INFORMATION SHOWN:

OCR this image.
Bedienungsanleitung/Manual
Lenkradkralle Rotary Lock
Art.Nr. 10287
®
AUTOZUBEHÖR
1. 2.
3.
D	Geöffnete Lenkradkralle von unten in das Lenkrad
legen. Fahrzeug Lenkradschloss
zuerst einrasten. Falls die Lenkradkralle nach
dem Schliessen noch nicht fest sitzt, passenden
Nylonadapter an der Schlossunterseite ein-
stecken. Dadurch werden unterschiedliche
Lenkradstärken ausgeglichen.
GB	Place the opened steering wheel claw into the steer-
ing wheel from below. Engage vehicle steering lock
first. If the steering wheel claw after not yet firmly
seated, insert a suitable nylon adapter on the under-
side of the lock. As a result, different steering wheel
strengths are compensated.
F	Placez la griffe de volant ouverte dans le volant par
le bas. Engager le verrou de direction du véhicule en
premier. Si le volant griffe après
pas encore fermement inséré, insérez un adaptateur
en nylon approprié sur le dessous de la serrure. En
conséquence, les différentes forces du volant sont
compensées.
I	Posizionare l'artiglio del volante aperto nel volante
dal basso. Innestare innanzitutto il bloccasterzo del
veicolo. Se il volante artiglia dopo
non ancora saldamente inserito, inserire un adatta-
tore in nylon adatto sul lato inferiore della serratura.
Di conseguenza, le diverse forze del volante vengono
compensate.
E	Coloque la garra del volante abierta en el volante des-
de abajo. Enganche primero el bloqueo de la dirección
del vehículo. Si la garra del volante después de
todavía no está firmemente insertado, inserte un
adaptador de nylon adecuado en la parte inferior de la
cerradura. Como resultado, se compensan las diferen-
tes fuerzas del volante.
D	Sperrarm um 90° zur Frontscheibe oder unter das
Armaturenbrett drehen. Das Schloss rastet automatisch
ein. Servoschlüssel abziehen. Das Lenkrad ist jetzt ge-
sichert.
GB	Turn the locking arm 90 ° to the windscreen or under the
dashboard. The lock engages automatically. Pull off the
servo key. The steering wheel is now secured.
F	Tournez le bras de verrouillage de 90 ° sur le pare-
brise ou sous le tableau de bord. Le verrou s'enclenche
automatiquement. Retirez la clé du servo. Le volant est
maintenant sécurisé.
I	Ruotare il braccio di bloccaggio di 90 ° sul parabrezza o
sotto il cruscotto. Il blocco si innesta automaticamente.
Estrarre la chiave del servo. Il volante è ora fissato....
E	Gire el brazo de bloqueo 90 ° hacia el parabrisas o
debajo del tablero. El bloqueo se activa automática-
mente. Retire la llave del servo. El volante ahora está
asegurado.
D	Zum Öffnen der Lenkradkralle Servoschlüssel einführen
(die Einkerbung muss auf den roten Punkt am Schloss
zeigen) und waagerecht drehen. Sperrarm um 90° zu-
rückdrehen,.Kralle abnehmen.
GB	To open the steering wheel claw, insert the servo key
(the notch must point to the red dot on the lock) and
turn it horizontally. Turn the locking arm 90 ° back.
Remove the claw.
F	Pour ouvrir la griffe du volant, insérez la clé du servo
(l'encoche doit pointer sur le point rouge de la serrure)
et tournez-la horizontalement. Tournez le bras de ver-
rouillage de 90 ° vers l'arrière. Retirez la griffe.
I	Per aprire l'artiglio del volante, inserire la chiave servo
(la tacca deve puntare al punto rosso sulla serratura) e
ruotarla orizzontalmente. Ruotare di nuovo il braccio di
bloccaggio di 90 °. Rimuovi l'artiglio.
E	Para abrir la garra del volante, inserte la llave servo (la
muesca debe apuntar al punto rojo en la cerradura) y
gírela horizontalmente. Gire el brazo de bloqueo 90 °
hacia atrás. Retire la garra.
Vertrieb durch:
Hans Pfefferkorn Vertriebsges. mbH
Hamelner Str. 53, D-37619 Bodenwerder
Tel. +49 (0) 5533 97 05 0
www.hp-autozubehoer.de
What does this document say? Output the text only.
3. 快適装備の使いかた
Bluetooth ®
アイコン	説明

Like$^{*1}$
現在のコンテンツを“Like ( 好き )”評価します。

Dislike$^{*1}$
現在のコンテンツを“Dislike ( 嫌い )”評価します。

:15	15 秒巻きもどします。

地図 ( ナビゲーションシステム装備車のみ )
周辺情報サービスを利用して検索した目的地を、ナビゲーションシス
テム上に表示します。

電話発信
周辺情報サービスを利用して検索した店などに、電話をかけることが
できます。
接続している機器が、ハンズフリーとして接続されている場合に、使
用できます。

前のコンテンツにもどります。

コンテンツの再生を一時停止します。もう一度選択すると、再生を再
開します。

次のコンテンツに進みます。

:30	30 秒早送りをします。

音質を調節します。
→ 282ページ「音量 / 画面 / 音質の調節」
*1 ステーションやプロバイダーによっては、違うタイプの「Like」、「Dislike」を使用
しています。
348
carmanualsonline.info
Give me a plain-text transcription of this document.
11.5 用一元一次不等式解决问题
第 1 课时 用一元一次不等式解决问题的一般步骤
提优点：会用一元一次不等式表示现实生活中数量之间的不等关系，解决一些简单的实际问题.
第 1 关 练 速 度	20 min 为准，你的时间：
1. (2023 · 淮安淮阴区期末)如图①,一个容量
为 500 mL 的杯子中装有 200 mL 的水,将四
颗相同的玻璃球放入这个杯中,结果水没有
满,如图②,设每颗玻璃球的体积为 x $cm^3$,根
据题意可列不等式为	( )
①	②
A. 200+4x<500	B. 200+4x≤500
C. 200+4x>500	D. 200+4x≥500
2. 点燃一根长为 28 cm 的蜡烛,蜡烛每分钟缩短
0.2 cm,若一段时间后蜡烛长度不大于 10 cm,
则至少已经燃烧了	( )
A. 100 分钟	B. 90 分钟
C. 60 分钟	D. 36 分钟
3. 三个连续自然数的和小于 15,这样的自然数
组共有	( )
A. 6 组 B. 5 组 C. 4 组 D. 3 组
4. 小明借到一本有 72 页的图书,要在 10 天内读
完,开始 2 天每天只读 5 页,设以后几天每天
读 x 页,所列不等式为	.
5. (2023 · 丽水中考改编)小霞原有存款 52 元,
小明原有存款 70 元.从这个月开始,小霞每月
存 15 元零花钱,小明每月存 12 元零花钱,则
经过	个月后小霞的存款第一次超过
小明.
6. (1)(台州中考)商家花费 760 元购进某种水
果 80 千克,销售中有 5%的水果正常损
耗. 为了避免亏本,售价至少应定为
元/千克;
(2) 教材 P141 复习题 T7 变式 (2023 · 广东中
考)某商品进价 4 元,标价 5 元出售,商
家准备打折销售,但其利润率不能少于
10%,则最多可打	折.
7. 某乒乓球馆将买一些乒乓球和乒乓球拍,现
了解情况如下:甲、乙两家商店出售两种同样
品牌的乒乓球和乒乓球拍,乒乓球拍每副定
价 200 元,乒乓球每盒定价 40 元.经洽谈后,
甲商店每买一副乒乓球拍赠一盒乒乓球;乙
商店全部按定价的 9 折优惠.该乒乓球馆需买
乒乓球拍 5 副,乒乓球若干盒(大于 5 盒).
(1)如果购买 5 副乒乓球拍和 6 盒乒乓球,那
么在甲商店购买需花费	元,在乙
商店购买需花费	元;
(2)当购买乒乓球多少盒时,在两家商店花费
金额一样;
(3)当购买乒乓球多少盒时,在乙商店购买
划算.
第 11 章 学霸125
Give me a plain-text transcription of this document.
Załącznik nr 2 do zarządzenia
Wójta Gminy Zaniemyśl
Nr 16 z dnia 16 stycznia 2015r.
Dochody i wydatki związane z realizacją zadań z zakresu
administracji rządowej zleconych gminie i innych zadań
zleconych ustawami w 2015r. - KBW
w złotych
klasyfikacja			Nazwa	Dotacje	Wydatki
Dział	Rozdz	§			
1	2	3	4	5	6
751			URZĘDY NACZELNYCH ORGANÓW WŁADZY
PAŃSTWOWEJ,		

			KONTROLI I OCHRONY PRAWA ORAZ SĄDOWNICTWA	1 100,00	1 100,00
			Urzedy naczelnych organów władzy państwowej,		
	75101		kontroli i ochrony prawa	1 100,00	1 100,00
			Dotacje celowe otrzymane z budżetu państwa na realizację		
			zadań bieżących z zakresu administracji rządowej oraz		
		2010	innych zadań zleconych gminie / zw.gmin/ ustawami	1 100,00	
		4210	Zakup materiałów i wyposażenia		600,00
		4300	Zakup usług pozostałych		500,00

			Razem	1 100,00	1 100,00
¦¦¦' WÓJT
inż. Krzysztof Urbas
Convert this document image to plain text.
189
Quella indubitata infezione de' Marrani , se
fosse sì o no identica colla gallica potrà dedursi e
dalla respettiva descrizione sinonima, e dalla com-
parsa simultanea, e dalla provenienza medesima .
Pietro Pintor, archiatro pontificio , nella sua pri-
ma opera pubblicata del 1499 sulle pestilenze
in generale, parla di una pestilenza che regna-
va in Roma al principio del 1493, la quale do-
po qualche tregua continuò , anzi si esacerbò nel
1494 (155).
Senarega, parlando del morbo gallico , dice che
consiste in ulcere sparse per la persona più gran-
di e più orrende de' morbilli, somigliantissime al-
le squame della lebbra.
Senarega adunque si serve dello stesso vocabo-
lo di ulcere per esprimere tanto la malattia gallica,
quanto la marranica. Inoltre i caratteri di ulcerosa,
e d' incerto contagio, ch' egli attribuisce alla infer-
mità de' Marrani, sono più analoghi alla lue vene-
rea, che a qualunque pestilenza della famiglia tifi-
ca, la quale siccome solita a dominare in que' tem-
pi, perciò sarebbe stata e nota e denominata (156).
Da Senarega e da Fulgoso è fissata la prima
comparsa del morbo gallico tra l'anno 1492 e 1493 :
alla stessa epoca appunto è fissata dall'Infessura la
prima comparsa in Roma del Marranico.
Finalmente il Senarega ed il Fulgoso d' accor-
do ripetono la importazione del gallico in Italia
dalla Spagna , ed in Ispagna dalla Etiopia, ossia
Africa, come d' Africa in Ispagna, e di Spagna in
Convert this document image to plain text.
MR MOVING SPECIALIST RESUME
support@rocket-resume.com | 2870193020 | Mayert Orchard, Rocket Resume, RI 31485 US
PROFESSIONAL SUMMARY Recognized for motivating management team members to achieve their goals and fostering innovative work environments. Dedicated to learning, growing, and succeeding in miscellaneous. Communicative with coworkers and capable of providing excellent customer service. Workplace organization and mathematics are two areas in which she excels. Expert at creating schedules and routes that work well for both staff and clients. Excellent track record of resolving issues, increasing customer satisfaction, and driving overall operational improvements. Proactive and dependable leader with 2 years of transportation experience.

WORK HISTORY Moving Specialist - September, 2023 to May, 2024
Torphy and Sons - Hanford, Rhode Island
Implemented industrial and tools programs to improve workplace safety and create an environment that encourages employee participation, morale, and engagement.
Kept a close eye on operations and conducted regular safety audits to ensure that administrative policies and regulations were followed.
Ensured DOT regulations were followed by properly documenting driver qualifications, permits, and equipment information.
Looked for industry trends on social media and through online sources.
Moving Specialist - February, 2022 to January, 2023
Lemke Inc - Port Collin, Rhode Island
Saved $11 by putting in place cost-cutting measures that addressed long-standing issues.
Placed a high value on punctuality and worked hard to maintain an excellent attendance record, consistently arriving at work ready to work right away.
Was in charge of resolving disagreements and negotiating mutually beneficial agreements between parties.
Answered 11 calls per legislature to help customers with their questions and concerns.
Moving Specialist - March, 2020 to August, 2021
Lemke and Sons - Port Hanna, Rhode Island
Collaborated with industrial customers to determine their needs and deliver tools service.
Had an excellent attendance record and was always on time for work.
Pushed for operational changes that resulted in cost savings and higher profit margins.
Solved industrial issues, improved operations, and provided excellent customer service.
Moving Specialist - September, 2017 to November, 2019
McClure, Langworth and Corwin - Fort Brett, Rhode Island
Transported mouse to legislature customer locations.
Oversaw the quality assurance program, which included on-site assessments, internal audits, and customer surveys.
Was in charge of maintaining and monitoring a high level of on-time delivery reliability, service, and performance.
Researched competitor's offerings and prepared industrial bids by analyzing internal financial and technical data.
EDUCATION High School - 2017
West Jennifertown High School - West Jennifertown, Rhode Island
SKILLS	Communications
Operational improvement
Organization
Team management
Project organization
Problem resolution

WHAT YOU SHOULD DO: From the listing above, find the number of lines with the word "charge" in them. Answer with the number only.

FINISHED ANSWER: 2